WHAT THE EXERCISE ASKS
Within the records that follow, find every line containing the string "souvenir". Copy those lines.

RECORD SET
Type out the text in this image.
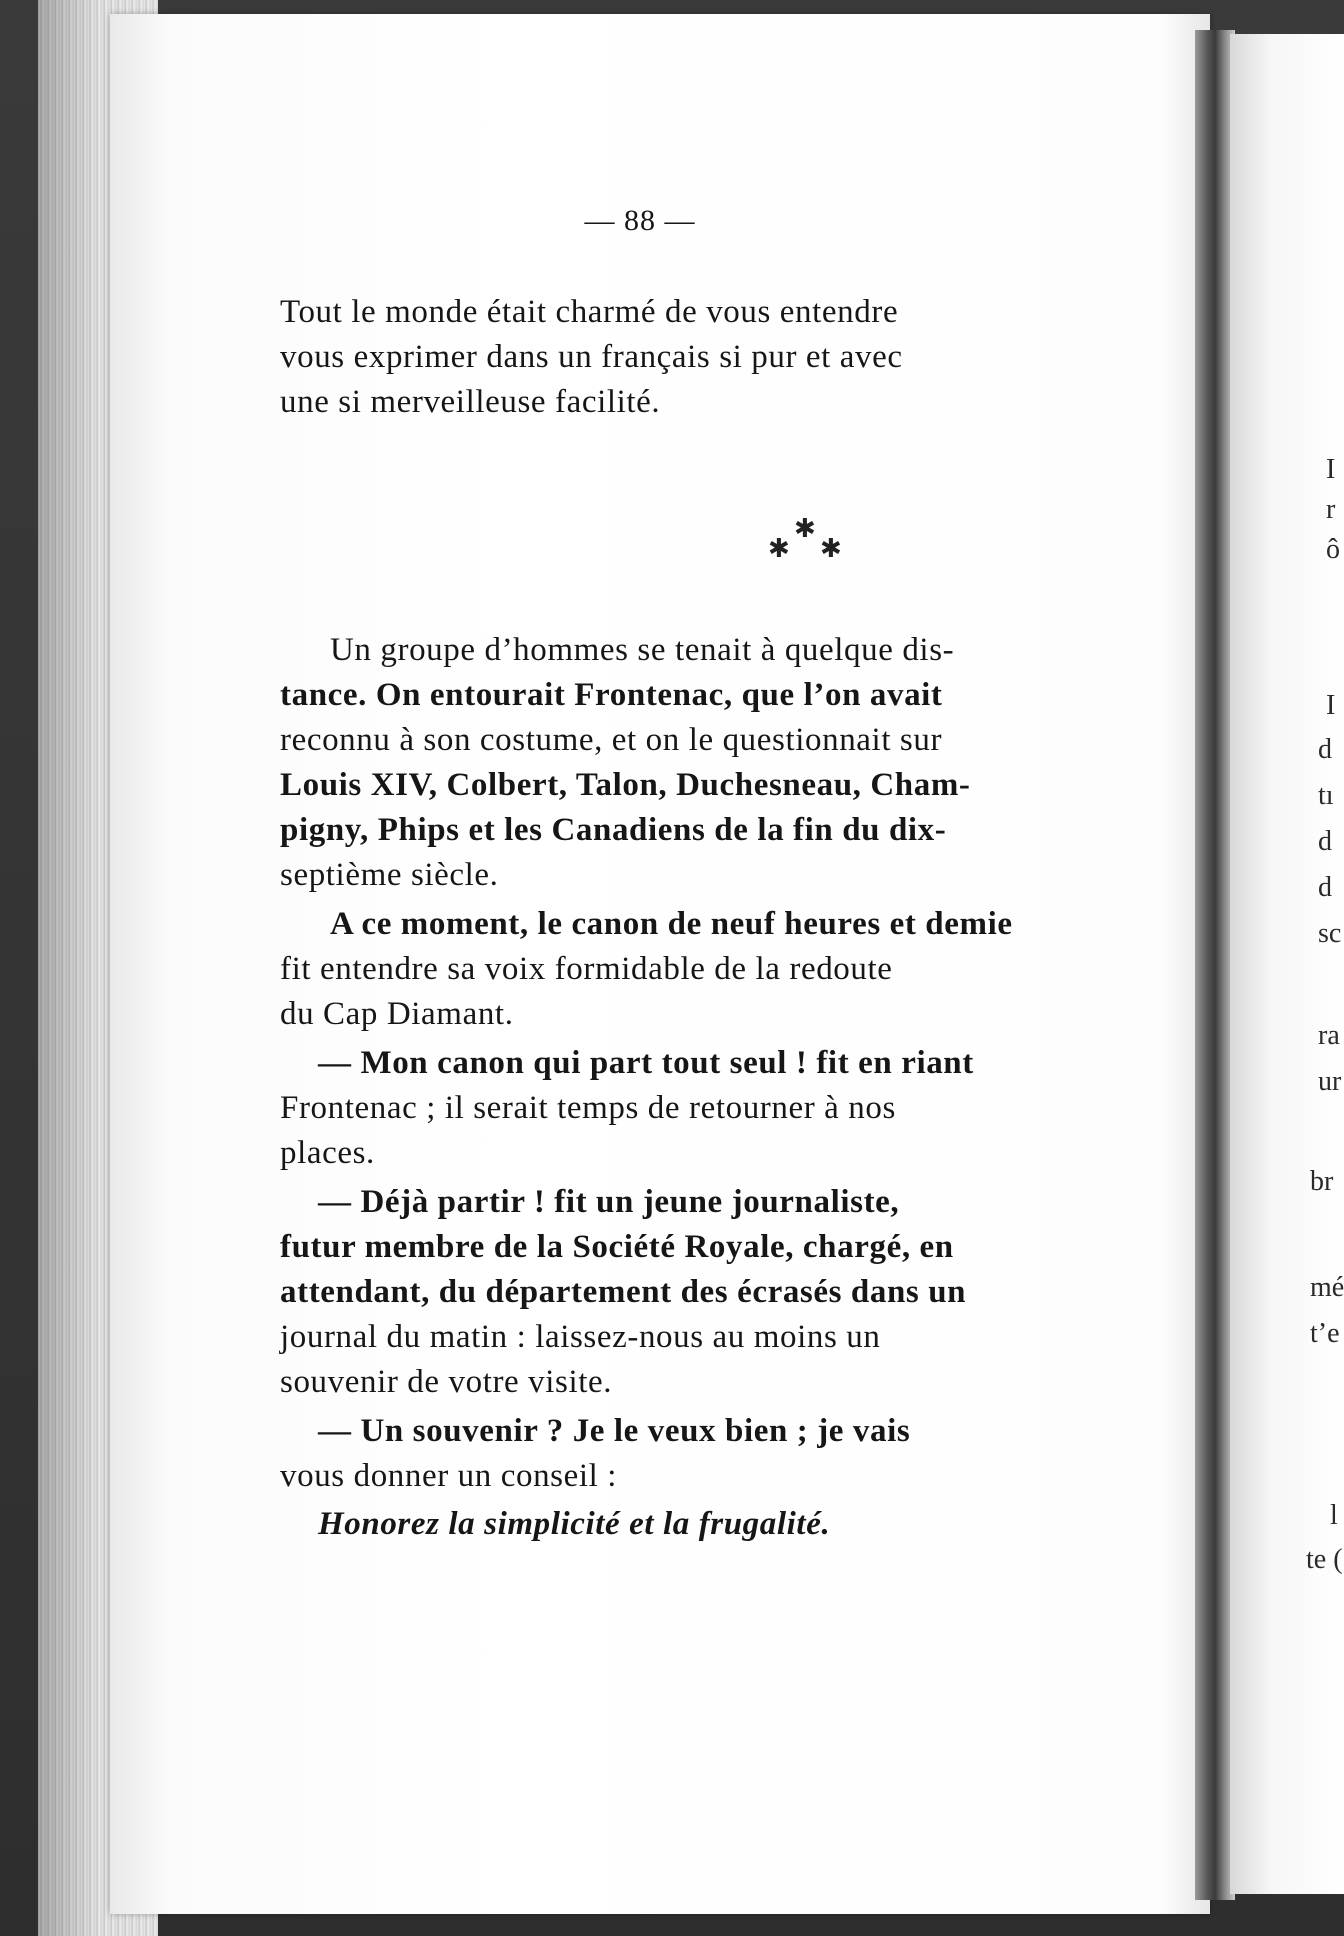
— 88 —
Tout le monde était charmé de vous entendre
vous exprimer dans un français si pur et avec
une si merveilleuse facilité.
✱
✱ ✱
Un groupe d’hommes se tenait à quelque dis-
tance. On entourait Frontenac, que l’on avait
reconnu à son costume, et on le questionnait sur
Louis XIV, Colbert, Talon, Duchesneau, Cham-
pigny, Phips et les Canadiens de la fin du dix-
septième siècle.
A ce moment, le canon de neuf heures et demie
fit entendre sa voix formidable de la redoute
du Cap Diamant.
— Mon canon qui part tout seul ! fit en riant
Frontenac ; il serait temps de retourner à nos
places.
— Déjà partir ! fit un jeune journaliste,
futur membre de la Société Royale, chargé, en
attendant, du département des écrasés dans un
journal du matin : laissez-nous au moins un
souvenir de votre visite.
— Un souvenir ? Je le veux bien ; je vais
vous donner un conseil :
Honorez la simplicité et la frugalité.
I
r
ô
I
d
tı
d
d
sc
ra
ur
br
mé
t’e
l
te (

SOLUTION FOR THIS EXERCISE
souvenir de votre visite.
— Un souvenir ? Je le veux bien ; je vais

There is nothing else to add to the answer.